**Exercise directions**: Set down each record below precisely, skipping the pictures.

**The data**:
■ ■ ■ ■

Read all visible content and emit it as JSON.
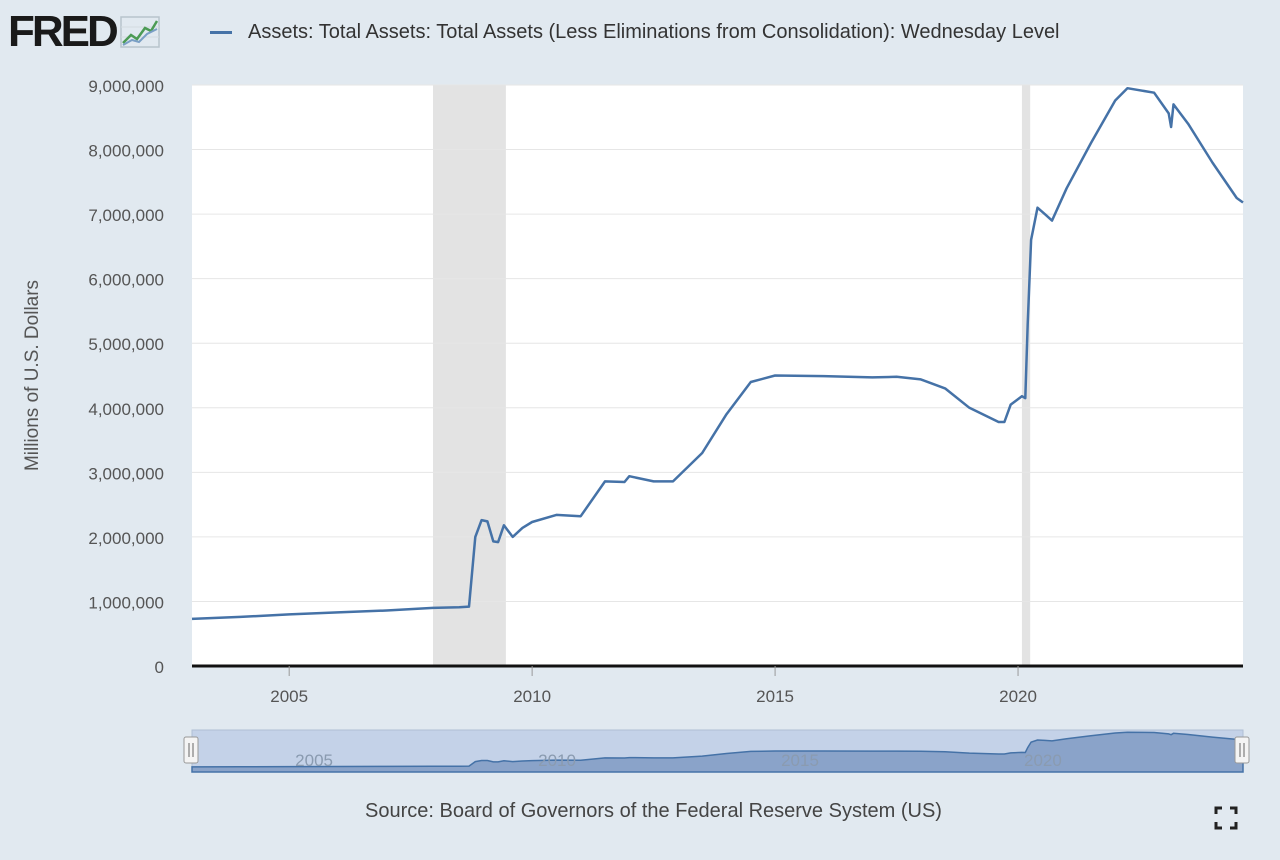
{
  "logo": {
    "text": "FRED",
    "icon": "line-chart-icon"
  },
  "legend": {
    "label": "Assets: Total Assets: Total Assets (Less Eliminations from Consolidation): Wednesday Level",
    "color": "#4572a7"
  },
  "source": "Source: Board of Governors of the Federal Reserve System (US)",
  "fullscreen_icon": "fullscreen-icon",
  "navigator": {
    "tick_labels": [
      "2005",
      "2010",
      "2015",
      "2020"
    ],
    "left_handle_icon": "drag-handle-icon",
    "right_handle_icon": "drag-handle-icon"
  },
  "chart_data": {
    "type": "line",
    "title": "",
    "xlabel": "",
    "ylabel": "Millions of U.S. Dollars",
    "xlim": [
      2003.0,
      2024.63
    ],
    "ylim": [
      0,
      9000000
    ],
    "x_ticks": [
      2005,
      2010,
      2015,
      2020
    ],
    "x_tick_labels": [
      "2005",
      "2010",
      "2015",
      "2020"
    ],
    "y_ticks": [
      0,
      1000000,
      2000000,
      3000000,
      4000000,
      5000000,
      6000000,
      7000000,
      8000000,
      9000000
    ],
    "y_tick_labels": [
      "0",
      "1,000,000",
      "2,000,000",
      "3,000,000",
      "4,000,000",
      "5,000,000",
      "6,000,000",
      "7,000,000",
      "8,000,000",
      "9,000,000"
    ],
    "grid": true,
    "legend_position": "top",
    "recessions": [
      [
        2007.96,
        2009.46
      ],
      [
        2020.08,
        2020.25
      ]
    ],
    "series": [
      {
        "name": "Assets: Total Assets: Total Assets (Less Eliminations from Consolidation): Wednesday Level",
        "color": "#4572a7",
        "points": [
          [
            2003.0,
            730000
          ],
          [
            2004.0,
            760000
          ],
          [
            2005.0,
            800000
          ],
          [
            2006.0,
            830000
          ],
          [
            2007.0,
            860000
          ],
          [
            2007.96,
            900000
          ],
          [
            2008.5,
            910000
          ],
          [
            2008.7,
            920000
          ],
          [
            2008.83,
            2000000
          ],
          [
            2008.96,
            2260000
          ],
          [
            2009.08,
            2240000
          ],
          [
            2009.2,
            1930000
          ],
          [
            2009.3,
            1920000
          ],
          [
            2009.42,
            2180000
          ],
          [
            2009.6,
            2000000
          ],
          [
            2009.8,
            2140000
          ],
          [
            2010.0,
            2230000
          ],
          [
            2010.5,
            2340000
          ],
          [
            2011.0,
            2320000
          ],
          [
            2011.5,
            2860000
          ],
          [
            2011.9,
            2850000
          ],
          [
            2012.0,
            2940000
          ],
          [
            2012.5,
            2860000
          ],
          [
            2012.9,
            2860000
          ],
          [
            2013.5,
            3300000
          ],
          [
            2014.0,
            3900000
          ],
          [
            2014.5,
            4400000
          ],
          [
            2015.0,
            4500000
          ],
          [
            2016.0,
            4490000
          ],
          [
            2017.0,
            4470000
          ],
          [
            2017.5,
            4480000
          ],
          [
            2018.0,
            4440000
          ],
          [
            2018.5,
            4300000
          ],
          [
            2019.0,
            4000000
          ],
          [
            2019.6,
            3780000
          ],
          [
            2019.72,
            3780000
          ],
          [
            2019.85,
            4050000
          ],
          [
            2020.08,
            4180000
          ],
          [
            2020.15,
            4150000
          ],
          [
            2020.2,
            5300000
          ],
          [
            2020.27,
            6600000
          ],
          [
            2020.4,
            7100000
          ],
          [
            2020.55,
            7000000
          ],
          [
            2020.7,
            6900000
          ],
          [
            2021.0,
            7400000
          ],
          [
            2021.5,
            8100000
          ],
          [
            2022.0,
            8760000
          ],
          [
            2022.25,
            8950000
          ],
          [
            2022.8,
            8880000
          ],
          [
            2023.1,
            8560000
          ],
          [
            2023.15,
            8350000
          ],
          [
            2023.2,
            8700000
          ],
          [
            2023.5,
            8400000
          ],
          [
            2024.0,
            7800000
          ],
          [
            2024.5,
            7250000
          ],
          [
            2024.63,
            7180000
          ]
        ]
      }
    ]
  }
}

■ ■ ■ ■

**Task response**:
Read all visible content and emit it as JSON.
{
  "logo": {
    "text": "FRED",
    "icon": "line-chart-icon"
  },
  "legend": {
    "label": "Assets: Total Assets: Total Assets (Less Eliminations from Consolidation): Wednesday Level",
    "color": "#4572a7"
  },
  "source": "Source: Board of Governors of the Federal Reserve System (US)",
  "fullscreen_icon": "fullscreen-icon",
  "navigator": {
    "tick_labels": [
      "2005",
      "2010",
      "2015",
      "2020"
    ],
    "left_handle_icon": "drag-handle-icon",
    "right_handle_icon": "drag-handle-icon"
  },
  "chart_data": {
    "type": "line",
    "title": "",
    "xlabel": "",
    "ylabel": "Millions of U.S. Dollars",
    "xlim": [
      2003.0,
      2024.63
    ],
    "ylim": [
      0,
      9000000
    ],
    "x_ticks": [
      2005,
      2010,
      2015,
      2020
    ],
    "x_tick_labels": [
      "2005",
      "2010",
      "2015",
      "2020"
    ],
    "y_ticks": [
      0,
      1000000,
      2000000,
      3000000,
      4000000,
      5000000,
      6000000,
      7000000,
      8000000,
      9000000
    ],
    "y_tick_labels": [
      "0",
      "1,000,000",
      "2,000,000",
      "3,000,000",
      "4,000,000",
      "5,000,000",
      "6,000,000",
      "7,000,000",
      "8,000,000",
      "9,000,000"
    ],
    "grid": true,
    "legend_position": "top",
    "recessions": [
      [
        2007.96,
        2009.46
      ],
      [
        2020.08,
        2020.25
      ]
    ],
    "series": [
      {
        "name": "Assets: Total Assets: Total Assets (Less Eliminations from Consolidation): Wednesday Level",
        "color": "#4572a7",
        "points": [
          [
            2003.0,
            730000
          ],
          [
            2004.0,
            760000
          ],
          [
            2005.0,
            800000
          ],
          [
            2006.0,
            830000
          ],
          [
            2007.0,
            860000
          ],
          [
            2007.96,
            900000
          ],
          [
            2008.5,
            910000
          ],
          [
            2008.7,
            920000
          ],
          [
            2008.83,
            2000000
          ],
          [
            2008.96,
            2260000
          ],
          [
            2009.08,
            2240000
          ],
          [
            2009.2,
            1930000
          ],
          [
            2009.3,
            1920000
          ],
          [
            2009.42,
            2180000
          ],
          [
            2009.6,
            2000000
          ],
          [
            2009.8,
            2140000
          ],
          [
            2010.0,
            2230000
          ],
          [
            2010.5,
            2340000
          ],
          [
            2011.0,
            2320000
          ],
          [
            2011.5,
            2860000
          ],
          [
            2011.9,
            2850000
          ],
          [
            2012.0,
            2940000
          ],
          [
            2012.5,
            2860000
          ],
          [
            2012.9,
            2860000
          ],
          [
            2013.5,
            3300000
          ],
          [
            2014.0,
            3900000
          ],
          [
            2014.5,
            4400000
          ],
          [
            2015.0,
            4500000
          ],
          [
            2016.0,
            4490000
          ],
          [
            2017.0,
            4470000
          ],
          [
            2017.5,
            4480000
          ],
          [
            2018.0,
            4440000
          ],
          [
            2018.5,
            4300000
          ],
          [
            2019.0,
            4000000
          ],
          [
            2019.6,
            3780000
          ],
          [
            2019.72,
            3780000
          ],
          [
            2019.85,
            4050000
          ],
          [
            2020.08,
            4180000
          ],
          [
            2020.15,
            4150000
          ],
          [
            2020.2,
            5300000
          ],
          [
            2020.27,
            6600000
          ],
          [
            2020.4,
            7100000
          ],
          [
            2020.55,
            7000000
          ],
          [
            2020.7,
            6900000
          ],
          [
            2021.0,
            7400000
          ],
          [
            2021.5,
            8100000
          ],
          [
            2022.0,
            8760000
          ],
          [
            2022.25,
            8950000
          ],
          [
            2022.8,
            8880000
          ],
          [
            2023.1,
            8560000
          ],
          [
            2023.15,
            8350000
          ],
          [
            2023.2,
            8700000
          ],
          [
            2023.5,
            8400000
          ],
          [
            2024.0,
            7800000
          ],
          [
            2024.5,
            7250000
          ],
          [
            2024.63,
            7180000
          ]
        ]
      }
    ]
  }
}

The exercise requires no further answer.